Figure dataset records
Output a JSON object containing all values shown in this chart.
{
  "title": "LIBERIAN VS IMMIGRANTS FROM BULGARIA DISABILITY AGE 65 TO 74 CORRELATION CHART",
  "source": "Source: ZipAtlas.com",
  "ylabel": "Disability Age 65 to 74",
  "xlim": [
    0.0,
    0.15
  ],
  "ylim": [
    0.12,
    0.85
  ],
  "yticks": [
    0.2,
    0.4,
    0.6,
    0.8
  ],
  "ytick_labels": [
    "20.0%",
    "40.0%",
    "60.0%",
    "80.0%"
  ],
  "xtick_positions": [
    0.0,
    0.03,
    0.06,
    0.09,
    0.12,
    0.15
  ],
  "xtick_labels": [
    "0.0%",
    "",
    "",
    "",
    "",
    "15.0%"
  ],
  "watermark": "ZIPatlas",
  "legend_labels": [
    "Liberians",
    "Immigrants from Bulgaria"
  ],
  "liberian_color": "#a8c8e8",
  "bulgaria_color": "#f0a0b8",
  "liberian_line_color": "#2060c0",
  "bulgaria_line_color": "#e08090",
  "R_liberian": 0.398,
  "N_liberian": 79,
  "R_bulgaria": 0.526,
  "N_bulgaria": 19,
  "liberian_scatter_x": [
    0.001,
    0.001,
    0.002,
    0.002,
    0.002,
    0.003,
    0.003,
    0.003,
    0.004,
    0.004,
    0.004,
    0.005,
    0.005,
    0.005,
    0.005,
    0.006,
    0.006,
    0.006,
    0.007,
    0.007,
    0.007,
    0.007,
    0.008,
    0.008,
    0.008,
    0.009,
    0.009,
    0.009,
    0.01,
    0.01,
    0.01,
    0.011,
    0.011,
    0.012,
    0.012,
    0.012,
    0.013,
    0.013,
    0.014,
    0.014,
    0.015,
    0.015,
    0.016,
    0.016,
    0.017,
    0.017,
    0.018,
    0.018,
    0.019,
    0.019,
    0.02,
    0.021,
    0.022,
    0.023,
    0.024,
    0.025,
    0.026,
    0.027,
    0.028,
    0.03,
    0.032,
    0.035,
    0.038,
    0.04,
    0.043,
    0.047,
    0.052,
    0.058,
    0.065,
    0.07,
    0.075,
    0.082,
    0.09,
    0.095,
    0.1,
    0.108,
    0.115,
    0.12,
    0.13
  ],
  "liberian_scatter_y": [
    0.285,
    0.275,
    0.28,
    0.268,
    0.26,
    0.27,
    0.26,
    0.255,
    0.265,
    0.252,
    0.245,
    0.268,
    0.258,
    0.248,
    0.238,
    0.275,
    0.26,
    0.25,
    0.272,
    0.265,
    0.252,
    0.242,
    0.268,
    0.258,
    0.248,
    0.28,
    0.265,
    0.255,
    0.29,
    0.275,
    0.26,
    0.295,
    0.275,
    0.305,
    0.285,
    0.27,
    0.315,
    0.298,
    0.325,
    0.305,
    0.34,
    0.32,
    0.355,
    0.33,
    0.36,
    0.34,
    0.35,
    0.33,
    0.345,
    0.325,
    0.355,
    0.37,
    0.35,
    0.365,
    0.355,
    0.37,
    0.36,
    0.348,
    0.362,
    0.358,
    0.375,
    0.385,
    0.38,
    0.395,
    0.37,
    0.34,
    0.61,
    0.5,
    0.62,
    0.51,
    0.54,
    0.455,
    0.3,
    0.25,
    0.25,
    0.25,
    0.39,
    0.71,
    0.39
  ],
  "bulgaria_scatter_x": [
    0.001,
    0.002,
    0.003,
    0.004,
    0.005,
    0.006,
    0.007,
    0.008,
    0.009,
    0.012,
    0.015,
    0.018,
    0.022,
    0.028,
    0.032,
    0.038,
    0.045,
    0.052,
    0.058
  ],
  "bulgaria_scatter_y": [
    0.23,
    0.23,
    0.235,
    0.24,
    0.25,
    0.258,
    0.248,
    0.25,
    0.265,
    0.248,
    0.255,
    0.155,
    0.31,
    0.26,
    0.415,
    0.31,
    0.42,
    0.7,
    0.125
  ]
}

> _Goal of the exercise_
Copy out each record, keeping every word as it is.

> _Task output_
Output a JSON object containing all values shown in this chart.
{
  "title": "LIBERIAN VS IMMIGRANTS FROM BULGARIA DISABILITY AGE 65 TO 74 CORRELATION CHART",
  "source": "Source: ZipAtlas.com",
  "ylabel": "Disability Age 65 to 74",
  "xlim": [
    0.0,
    0.15
  ],
  "ylim": [
    0.12,
    0.85
  ],
  "yticks": [
    0.2,
    0.4,
    0.6,
    0.8
  ],
  "ytick_labels": [
    "20.0%",
    "40.0%",
    "60.0%",
    "80.0%"
  ],
  "xtick_positions": [
    0.0,
    0.03,
    0.06,
    0.09,
    0.12,
    0.15
  ],
  "xtick_labels": [
    "0.0%",
    "",
    "",
    "",
    "",
    "15.0%"
  ],
  "watermark": "ZIPatlas",
  "legend_labels": [
    "Liberians",
    "Immigrants from Bulgaria"
  ],
  "liberian_color": "#a8c8e8",
  "bulgaria_color": "#f0a0b8",
  "liberian_line_color": "#2060c0",
  "bulgaria_line_color": "#e08090",
  "R_liberian": 0.398,
  "N_liberian": 79,
  "R_bulgaria": 0.526,
  "N_bulgaria": 19,
  "liberian_scatter_x": [
    0.001,
    0.001,
    0.002,
    0.002,
    0.002,
    0.003,
    0.003,
    0.003,
    0.004,
    0.004,
    0.004,
    0.005,
    0.005,
    0.005,
    0.005,
    0.006,
    0.006,
    0.006,
    0.007,
    0.007,
    0.007,
    0.007,
    0.008,
    0.008,
    0.008,
    0.009,
    0.009,
    0.009,
    0.01,
    0.01,
    0.01,
    0.011,
    0.011,
    0.012,
    0.012,
    0.012,
    0.013,
    0.013,
    0.014,
    0.014,
    0.015,
    0.015,
    0.016,
    0.016,
    0.017,
    0.017,
    0.018,
    0.018,
    0.019,
    0.019,
    0.02,
    0.021,
    0.022,
    0.023,
    0.024,
    0.025,
    0.026,
    0.027,
    0.028,
    0.03,
    0.032,
    0.035,
    0.038,
    0.04,
    0.043,
    0.047,
    0.052,
    0.058,
    0.065,
    0.07,
    0.075,
    0.082,
    0.09,
    0.095,
    0.1,
    0.108,
    0.115,
    0.12,
    0.13
  ],
  "liberian_scatter_y": [
    0.285,
    0.275,
    0.28,
    0.268,
    0.26,
    0.27,
    0.26,
    0.255,
    0.265,
    0.252,
    0.245,
    0.268,
    0.258,
    0.248,
    0.238,
    0.275,
    0.26,
    0.25,
    0.272,
    0.265,
    0.252,
    0.242,
    0.268,
    0.258,
    0.248,
    0.28,
    0.265,
    0.255,
    0.29,
    0.275,
    0.26,
    0.295,
    0.275,
    0.305,
    0.285,
    0.27,
    0.315,
    0.298,
    0.325,
    0.305,
    0.34,
    0.32,
    0.355,
    0.33,
    0.36,
    0.34,
    0.35,
    0.33,
    0.345,
    0.325,
    0.355,
    0.37,
    0.35,
    0.365,
    0.355,
    0.37,
    0.36,
    0.348,
    0.362,
    0.358,
    0.375,
    0.385,
    0.38,
    0.395,
    0.37,
    0.34,
    0.61,
    0.5,
    0.62,
    0.51,
    0.54,
    0.455,
    0.3,
    0.25,
    0.25,
    0.25,
    0.39,
    0.71,
    0.39
  ],
  "bulgaria_scatter_x": [
    0.001,
    0.002,
    0.003,
    0.004,
    0.005,
    0.006,
    0.007,
    0.008,
    0.009,
    0.012,
    0.015,
    0.018,
    0.022,
    0.028,
    0.032,
    0.038,
    0.045,
    0.052,
    0.058
  ],
  "bulgaria_scatter_y": [
    0.23,
    0.23,
    0.235,
    0.24,
    0.25,
    0.258,
    0.248,
    0.25,
    0.265,
    0.248,
    0.255,
    0.155,
    0.31,
    0.26,
    0.415,
    0.31,
    0.42,
    0.7,
    0.125
  ]
}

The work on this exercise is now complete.